● **EXERCISE DETAILS**
Pictures within the data are to be left out; everything else must be reproduced exactly.

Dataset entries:
──────────

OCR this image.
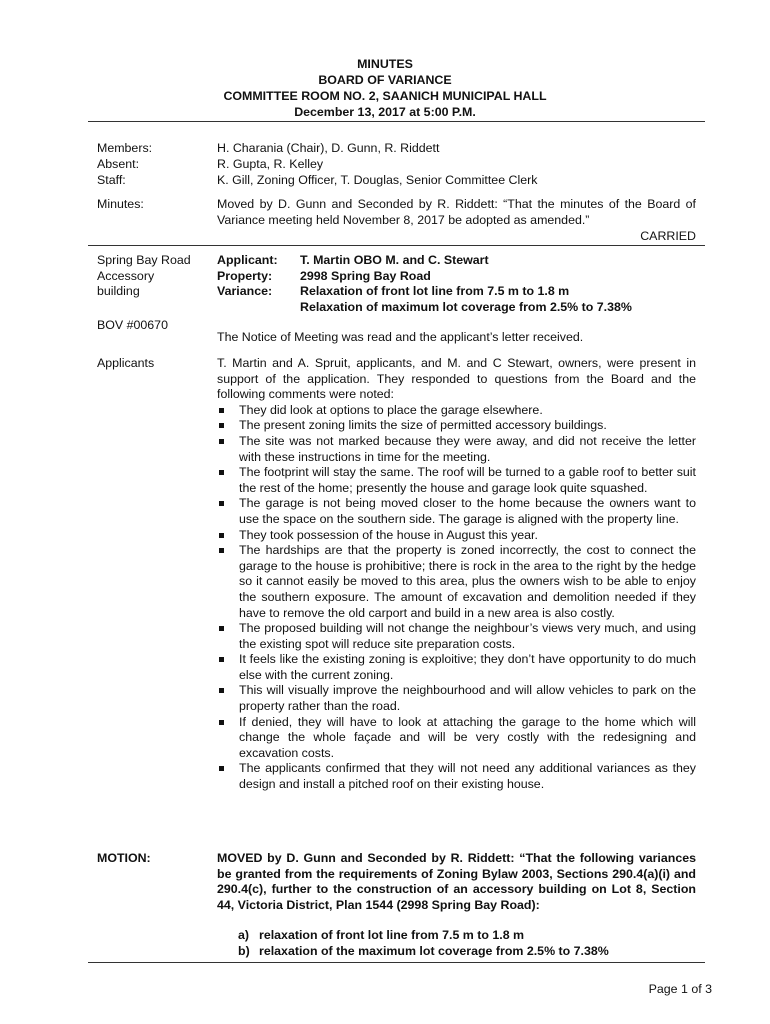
MINUTES
BOARD OF VARIANCE
COMMITTEE ROOM NO. 2, SAANICH MUNICIPAL HALL
December 13, 2017 at 5:00 P.M.
Members:	H. Charania (Chair), D. Gunn, R. Riddett
Absent:	R. Gupta, R. Kelley
Staff:	K. Gill, Zoning Officer, T. Douglas, Senior Committee Clerk
Minutes:	Moved by D. Gunn and Seconded by R. Riddett: “That the minutes of the Board of Variance meeting held November 8, 2017 be adopted as amended.”
CARRIED
Spring Bay Road
Accessory
building
BOV #00670
Applicant:	T. Martin OBO M. and C. Stewart
Property:	2998 Spring Bay Road
Variance:	Relaxation of front lot line from 7.5 m to 1.8 m
Relaxation of maximum lot coverage from 2.5% to 7.38%
The Notice of Meeting was read and the applicant’s letter received.
Applicants	T. Martin and A. Spruit, applicants, and M. and C Stewart, owners, were present in support of the application. They responded to questions from the Board and the following comments were noted:
They did look at options to place the garage elsewhere.
The present zoning limits the size of permitted accessory buildings.
The site was not marked because they were away, and did not receive the letter with these instructions in time for the meeting.
The footprint will stay the same. The roof will be turned to a gable roof to better suit the rest of the home; presently the house and garage look quite squashed.
The garage is not being moved closer to the home because the owners want to use the space on the southern side. The garage is aligned with the property line.
They took possession of the house in August this year.
The hardships are that the property is zoned incorrectly, the cost to connect the garage to the house is prohibitive; there is rock in the area to the right by the hedge so it cannot easily be moved to this area, plus the owners wish to be able to enjoy the southern exposure. The amount of excavation and demolition needed if they have to remove the old carport and build in a new area is also costly.
The proposed building will not change the neighbour’s views very much, and using the existing spot will reduce site preparation costs.
It feels like the existing zoning is exploitive; they don’t have opportunity to do much else with the current zoning.
This will visually improve the neighbourhood and will allow vehicles to park on the property rather than the road.
If denied, they will have to look at attaching the garage to the home which will change the whole façade and will be very costly with the redesigning and excavation costs.
The applicants confirmed that they will not need any additional variances as they design and install a pitched roof on their existing house.
MOTION:	MOVED by D. Gunn and Seconded by R. Riddett: “That the following variances be granted from the requirements of Zoning Bylaw 2003, Sections 290.4(a)(i) and 290.4(c), further to the construction of an accessory building on Lot 8, Section 44, Victoria District, Plan 1544 (2998 Spring Bay Road):
a) relaxation of front lot line from 7.5 m to 1.8 m
b) relaxation of the maximum lot coverage from 2.5% to 7.38%
Page 1 of 3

──────────

● **TASK RESPONSE**
OCR this image.
MINUTES
BOARD OF VARIANCE
COMMITTEE ROOM NO. 2, SAANICH MUNICIPAL HALL
December 13, 2017 at 5:00 P.M.
Members:	H. Charania (Chair), D. Gunn, R. Riddett
Absent:	R. Gupta, R. Kelley
Staff:	K. Gill, Zoning Officer, T. Douglas, Senior Committee Clerk
Minutes:	Moved by D. Gunn and Seconded by R. Riddett: “That the minutes of the Board of Variance meeting held November 8, 2017 be adopted as amended.”
CARRIED
Spring Bay Road
Accessory
building
BOV #00670
Applicant:	T. Martin OBO M. and C. Stewart
Property:	2998 Spring Bay Road
Variance:	Relaxation of front lot line from 7.5 m to 1.8 m
Relaxation of maximum lot coverage from 2.5% to 7.38%
The Notice of Meeting was read and the applicant’s letter received.
Applicants	T. Martin and A. Spruit, applicants, and M. and C Stewart, owners, were present in support of the application. They responded to questions from the Board and the following comments were noted:
They did look at options to place the garage elsewhere.
The present zoning limits the size of permitted accessory buildings.
The site was not marked because they were away, and did not receive the letter with these instructions in time for the meeting.
The footprint will stay the same. The roof will be turned to a gable roof to better suit the rest of the home; presently the house and garage look quite squashed.
The garage is not being moved closer to the home because the owners want to use the space on the southern side. The garage is aligned with the property line.
They took possession of the house in August this year.
The hardships are that the property is zoned incorrectly, the cost to connect the garage to the house is prohibitive; there is rock in the area to the right by the hedge so it cannot easily be moved to this area, plus the owners wish to be able to enjoy the southern exposure. The amount of excavation and demolition needed if they have to remove the old carport and build in a new area is also costly.
The proposed building will not change the neighbour’s views very much, and using the existing spot will reduce site preparation costs.
It feels like the existing zoning is exploitive; they don’t have opportunity to do much else with the current zoning.
This will visually improve the neighbourhood and will allow vehicles to park on the property rather than the road.
If denied, they will have to look at attaching the garage to the home which will change the whole façade and will be very costly with the redesigning and excavation costs.
The applicants confirmed that they will not need any additional variances as they design and install a pitched roof on their existing house.
MOTION:	MOVED by D. Gunn and Seconded by R. Riddett: “That the following variances be granted from the requirements of Zoning Bylaw 2003, Sections 290.4(a)(i) and 290.4(c), further to the construction of an accessory building on Lot 8, Section 44, Victoria District, Plan 1544 (2998 Spring Bay Road):
a) relaxation of front lot line from 7.5 m to 1.8 m
b) relaxation of the maximum lot coverage from 2.5% to 7.38%
Page 1 of 3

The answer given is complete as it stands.